What is needed
Copy out each line that mentions the word "type".

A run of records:
•••
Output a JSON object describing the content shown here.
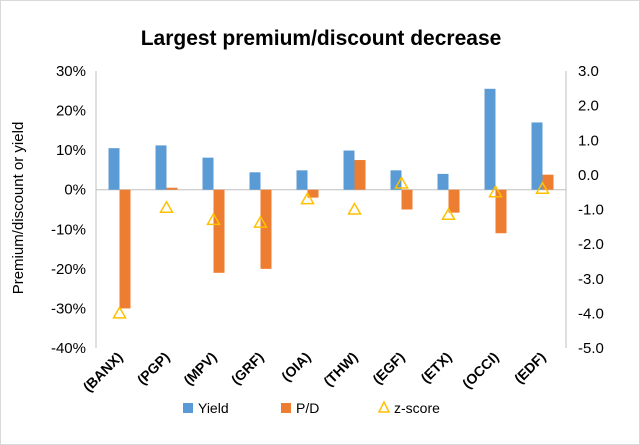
{
  "chart_data": {
    "type": "bar",
    "title": "Largest premium/discount decrease",
    "ylabel": "Premium/discount or yield",
    "categories": [
      "(BANX)",
      "(PGP)",
      "(MPV)",
      "(GRF)",
      "(OIA)",
      "(THW)",
      "(EGF)",
      "(ETX)",
      "(OCCI)",
      "(EDF)"
    ],
    "ylim": [
      -40,
      30
    ],
    "y_ticks": [
      -40,
      -30,
      -20,
      -10,
      0,
      10,
      20,
      30
    ],
    "y_tick_labels": [
      "-40%",
      "-30%",
      "-20%",
      "-10%",
      "0%",
      "10%",
      "20%",
      "30%"
    ],
    "y2lim": [
      -5.0,
      3.0
    ],
    "y2_ticks": [
      -5,
      -4,
      -3,
      -2,
      -1,
      0,
      1,
      2,
      3
    ],
    "y2_tick_labels": [
      "-5.0",
      "-4.0",
      "-3.0",
      "-2.0",
      "-1.0",
      "0.0",
      "1.0",
      "2.0",
      "3.0"
    ],
    "grid": false,
    "legend_position": "bottom",
    "series": [
      {
        "name": "Yield",
        "type": "bar",
        "axis": "left",
        "color": "#5b9bd5",
        "values": [
          10.5,
          11.2,
          8.1,
          4.4,
          4.9,
          9.9,
          4.9,
          4.0,
          25.5,
          17.0
        ]
      },
      {
        "name": "P/D",
        "type": "bar",
        "axis": "left",
        "color": "#ed7d31",
        "values": [
          -30.0,
          0.5,
          -21.0,
          -20.0,
          -2.0,
          7.5,
          -5.0,
          -5.8,
          -11.0,
          3.8
        ]
      },
      {
        "name": "z-score",
        "type": "marker",
        "marker": "triangle-open",
        "axis": "right",
        "color": "#ffc000",
        "values": [
          -4.0,
          -0.95,
          -1.3,
          -1.38,
          -0.7,
          -1.0,
          -0.25,
          -1.15,
          -0.5,
          -0.4
        ]
      }
    ]
  }
}
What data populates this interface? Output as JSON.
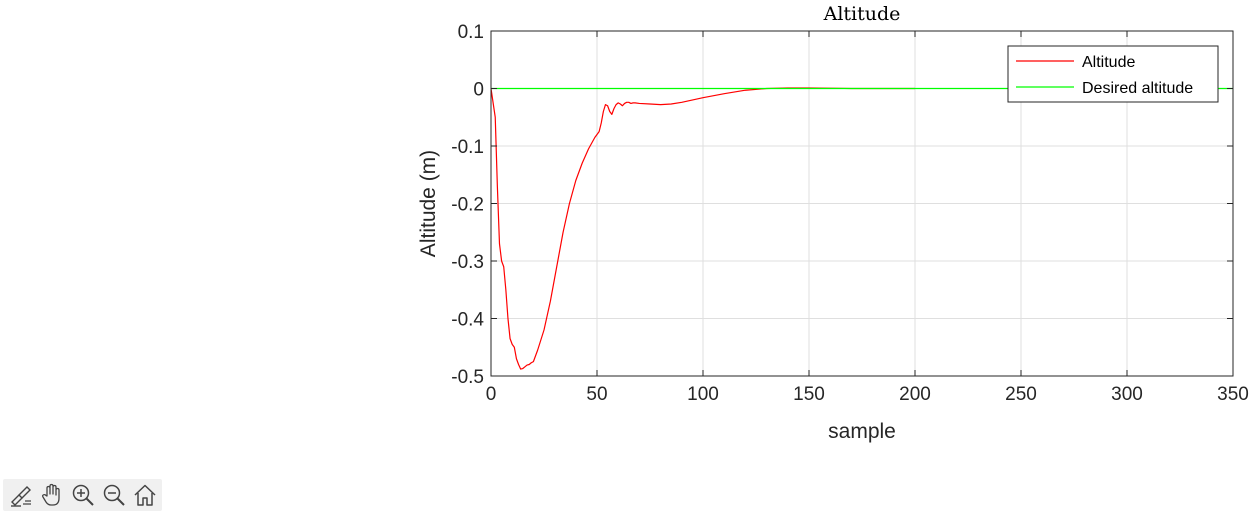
{
  "chart_data": {
    "type": "line",
    "title": "Altitude",
    "xlabel": "sample",
    "ylabel": "Altitude (m)",
    "xlim": [
      0,
      350
    ],
    "ylim": [
      -0.5,
      0.1
    ],
    "xticks": [
      0,
      50,
      100,
      150,
      200,
      250,
      300,
      350
    ],
    "yticks": [
      0.1,
      0,
      -0.1,
      -0.2,
      -0.3,
      -0.4,
      -0.5
    ],
    "xtick_labels": [
      "0",
      "50",
      "100",
      "150",
      "200",
      "250",
      "300",
      "350"
    ],
    "ytick_labels": [
      "0.1",
      "0",
      "-0.1",
      "-0.2",
      "-0.3",
      "-0.4",
      "-0.5"
    ],
    "grid": true,
    "legend_position": "top-right",
    "series": [
      {
        "name": "Altitude",
        "color": "#ff0000",
        "x": [
          0,
          2,
          3,
          4,
          5,
          6,
          7,
          8,
          9,
          10,
          11,
          12,
          13,
          14,
          15,
          16,
          17,
          18,
          19,
          20,
          22,
          25,
          28,
          31,
          34,
          37,
          40,
          43,
          46,
          49,
          51,
          52,
          53,
          54,
          55,
          56,
          57,
          58,
          59,
          60,
          61,
          62,
          63,
          64,
          65,
          66,
          67,
          68,
          70,
          75,
          80,
          85,
          90,
          100,
          110,
          120,
          130,
          140,
          150,
          160,
          170,
          180,
          200
        ],
        "y": [
          0,
          -0.05,
          -0.17,
          -0.27,
          -0.3,
          -0.31,
          -0.35,
          -0.4,
          -0.435,
          -0.445,
          -0.45,
          -0.47,
          -0.48,
          -0.488,
          -0.487,
          -0.484,
          -0.481,
          -0.48,
          -0.477,
          -0.475,
          -0.455,
          -0.42,
          -0.37,
          -0.31,
          -0.25,
          -0.2,
          -0.16,
          -0.13,
          -0.105,
          -0.085,
          -0.075,
          -0.06,
          -0.04,
          -0.028,
          -0.03,
          -0.04,
          -0.045,
          -0.035,
          -0.028,
          -0.025,
          -0.027,
          -0.03,
          -0.026,
          -0.024,
          -0.024,
          -0.026,
          -0.025,
          -0.025,
          -0.026,
          -0.027,
          -0.028,
          -0.027,
          -0.024,
          -0.016,
          -0.009,
          -0.003,
          0,
          0.001,
          0.001,
          0.0005,
          0,
          0,
          0
        ]
      },
      {
        "name": "Desired altitude",
        "color": "#00ff00",
        "x": [
          0,
          350
        ],
        "y": [
          0,
          0
        ]
      }
    ]
  },
  "toolbar": {
    "icons": [
      "brush-icon",
      "pan-icon",
      "zoom-in-icon",
      "zoom-out-icon",
      "home-icon"
    ]
  }
}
•••
Output for this task
    "type": "bar",
        "type": "bar",
        "type": "bar",
        "type": "marker",
    "type": "line",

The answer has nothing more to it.